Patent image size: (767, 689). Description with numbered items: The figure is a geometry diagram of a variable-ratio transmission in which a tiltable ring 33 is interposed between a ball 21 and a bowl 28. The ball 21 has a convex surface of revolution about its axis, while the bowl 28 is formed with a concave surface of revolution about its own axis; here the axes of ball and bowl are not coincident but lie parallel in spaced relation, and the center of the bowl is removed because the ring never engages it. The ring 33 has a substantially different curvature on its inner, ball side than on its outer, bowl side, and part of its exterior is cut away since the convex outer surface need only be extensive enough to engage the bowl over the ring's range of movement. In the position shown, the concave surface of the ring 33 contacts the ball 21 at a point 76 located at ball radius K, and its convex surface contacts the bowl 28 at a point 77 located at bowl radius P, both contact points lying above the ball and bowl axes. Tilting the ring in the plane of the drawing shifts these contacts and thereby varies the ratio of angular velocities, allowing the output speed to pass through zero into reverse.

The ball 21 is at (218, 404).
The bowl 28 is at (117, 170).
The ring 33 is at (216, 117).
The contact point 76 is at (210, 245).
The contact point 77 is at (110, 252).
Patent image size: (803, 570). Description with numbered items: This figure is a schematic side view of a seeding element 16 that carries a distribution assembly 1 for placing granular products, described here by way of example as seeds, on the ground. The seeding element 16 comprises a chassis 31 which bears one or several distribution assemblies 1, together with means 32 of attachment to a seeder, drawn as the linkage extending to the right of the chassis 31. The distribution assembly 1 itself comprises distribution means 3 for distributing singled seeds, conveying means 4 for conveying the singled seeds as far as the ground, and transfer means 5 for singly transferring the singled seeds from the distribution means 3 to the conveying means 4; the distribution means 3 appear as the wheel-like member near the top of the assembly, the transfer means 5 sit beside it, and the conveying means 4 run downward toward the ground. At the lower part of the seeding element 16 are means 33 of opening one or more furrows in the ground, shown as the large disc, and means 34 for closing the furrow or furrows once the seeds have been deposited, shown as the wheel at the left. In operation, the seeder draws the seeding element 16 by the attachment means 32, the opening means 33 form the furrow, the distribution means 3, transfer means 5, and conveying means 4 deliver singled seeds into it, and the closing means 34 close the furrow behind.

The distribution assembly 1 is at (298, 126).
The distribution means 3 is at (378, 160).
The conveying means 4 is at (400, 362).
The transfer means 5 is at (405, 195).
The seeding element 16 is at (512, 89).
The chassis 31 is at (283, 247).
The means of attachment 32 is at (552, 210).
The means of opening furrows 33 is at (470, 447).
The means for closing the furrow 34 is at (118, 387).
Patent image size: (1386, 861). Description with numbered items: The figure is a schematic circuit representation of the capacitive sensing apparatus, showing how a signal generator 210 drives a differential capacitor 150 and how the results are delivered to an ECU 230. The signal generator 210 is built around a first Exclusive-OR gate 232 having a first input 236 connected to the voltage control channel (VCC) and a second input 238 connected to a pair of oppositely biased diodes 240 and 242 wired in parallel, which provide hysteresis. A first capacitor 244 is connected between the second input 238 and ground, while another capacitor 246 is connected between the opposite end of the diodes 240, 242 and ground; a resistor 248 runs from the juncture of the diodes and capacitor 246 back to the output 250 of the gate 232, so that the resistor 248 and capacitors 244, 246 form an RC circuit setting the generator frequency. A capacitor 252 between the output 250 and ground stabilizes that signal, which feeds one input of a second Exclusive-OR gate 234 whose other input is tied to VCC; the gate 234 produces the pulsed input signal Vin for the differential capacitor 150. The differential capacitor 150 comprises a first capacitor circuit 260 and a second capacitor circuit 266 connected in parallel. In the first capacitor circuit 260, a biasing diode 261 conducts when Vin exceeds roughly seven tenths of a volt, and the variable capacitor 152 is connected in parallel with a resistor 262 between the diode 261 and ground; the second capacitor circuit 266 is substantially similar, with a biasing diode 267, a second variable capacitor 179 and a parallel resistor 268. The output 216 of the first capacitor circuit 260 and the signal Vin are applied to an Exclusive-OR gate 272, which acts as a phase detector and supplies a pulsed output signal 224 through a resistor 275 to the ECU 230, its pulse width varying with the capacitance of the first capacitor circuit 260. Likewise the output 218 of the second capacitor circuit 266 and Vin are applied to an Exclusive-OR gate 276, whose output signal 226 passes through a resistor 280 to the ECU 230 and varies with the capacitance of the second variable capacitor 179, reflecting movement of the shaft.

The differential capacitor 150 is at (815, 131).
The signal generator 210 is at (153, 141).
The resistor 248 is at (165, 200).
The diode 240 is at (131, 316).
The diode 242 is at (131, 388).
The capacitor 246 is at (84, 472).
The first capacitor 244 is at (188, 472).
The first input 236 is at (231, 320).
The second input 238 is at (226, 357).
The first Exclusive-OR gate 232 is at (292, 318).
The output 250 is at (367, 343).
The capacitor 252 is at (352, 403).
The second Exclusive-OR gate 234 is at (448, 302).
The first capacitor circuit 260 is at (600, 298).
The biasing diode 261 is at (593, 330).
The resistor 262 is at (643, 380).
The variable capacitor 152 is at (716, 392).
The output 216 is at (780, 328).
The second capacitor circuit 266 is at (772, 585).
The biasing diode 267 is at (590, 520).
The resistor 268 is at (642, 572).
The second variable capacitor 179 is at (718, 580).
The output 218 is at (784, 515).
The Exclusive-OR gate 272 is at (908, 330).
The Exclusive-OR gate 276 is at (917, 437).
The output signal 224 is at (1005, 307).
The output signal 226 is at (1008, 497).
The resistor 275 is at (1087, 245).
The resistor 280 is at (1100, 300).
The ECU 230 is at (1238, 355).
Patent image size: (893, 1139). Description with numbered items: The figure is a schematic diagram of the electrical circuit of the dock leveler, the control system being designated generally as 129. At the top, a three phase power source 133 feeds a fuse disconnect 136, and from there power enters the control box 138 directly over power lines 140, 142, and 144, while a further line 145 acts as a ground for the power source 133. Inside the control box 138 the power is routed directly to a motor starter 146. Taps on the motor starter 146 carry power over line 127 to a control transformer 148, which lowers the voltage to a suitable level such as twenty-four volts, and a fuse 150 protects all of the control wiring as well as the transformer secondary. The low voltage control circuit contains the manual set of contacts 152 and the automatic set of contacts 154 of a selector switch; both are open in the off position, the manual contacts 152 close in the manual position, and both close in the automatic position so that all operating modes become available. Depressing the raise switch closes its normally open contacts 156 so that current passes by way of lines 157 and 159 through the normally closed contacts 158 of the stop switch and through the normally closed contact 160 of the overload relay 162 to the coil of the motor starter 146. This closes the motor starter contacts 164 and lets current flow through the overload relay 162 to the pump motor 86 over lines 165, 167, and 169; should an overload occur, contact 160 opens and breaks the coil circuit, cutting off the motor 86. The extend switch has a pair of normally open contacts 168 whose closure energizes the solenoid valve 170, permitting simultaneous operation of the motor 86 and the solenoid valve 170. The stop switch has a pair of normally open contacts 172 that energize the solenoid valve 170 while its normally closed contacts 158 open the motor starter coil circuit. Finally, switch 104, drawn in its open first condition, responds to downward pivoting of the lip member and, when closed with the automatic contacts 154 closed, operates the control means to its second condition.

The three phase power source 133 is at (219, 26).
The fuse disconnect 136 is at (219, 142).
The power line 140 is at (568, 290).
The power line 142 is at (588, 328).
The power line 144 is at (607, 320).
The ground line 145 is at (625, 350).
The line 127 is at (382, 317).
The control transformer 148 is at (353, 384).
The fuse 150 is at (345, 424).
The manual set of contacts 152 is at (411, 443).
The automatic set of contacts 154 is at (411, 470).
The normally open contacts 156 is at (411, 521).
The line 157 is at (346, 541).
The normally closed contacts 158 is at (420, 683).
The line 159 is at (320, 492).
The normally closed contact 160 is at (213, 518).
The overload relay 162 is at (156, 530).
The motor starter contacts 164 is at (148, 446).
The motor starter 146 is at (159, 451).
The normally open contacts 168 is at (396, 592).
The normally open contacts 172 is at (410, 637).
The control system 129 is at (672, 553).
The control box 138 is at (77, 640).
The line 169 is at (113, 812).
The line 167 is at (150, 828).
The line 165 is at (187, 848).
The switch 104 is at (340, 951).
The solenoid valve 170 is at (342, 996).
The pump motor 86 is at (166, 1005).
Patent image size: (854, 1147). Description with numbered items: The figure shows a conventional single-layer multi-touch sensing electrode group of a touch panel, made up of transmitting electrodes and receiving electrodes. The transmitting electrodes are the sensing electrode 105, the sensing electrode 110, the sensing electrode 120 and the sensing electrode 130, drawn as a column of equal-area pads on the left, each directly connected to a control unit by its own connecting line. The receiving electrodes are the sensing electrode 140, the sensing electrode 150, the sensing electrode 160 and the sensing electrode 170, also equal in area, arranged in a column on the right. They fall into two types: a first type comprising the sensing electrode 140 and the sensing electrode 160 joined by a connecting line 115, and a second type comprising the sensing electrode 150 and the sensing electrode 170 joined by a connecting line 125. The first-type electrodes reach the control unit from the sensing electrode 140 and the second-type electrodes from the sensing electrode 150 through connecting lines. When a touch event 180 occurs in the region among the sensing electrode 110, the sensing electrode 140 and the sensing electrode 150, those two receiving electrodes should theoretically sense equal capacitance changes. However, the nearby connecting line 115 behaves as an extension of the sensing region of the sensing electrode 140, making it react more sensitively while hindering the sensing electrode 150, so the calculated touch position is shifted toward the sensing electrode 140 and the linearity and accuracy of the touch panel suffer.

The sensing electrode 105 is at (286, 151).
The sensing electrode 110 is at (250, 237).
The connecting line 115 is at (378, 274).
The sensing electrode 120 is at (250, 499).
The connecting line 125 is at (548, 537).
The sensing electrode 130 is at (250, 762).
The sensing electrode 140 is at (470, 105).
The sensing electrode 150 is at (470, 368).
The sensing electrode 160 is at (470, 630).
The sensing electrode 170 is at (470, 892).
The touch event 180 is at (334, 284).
━━━━
Reproduce, without alteration, the lines running from the very first one through the line containing "The ball 21 is at (218, 404).", both included.

* _RESPONSE FOR THIS EXERCISE_
Patent image size: (767, 689). Description with numbered items: The figure is a geometry diagram of a variable-ratio transmission in which a tiltable ring 33 is interposed between a ball 21 and a bowl 28. The ball 21 has a convex surface of revolution about its axis, while the bowl 28 is formed with a concave surface of revolution about its own axis; here the axes of ball and bowl are not coincident but lie parallel in spaced relation, and the center of the bowl is removed because the ring never engages it. The ring 33 has a substantially different curvature on its inner, ball side than on its outer, bowl side, and part of its exterior is cut away since the convex outer surface need only be extensive enough to engage the bowl over the ring's range of movement. In the position shown, the concave surface of the ring 33 contacts the ball 21 at a point 76 located at ball radius K, and its convex surface contacts the bowl 28 at a point 77 located at bowl radius P, both contact points lying above the ball and bowl axes. Tilting the ring in the plane of the drawing shifts these contacts and thereby varies the ratio of angular velocities, allowing the output speed to pass through zero into reverse.

The ball 21 is at (218, 404).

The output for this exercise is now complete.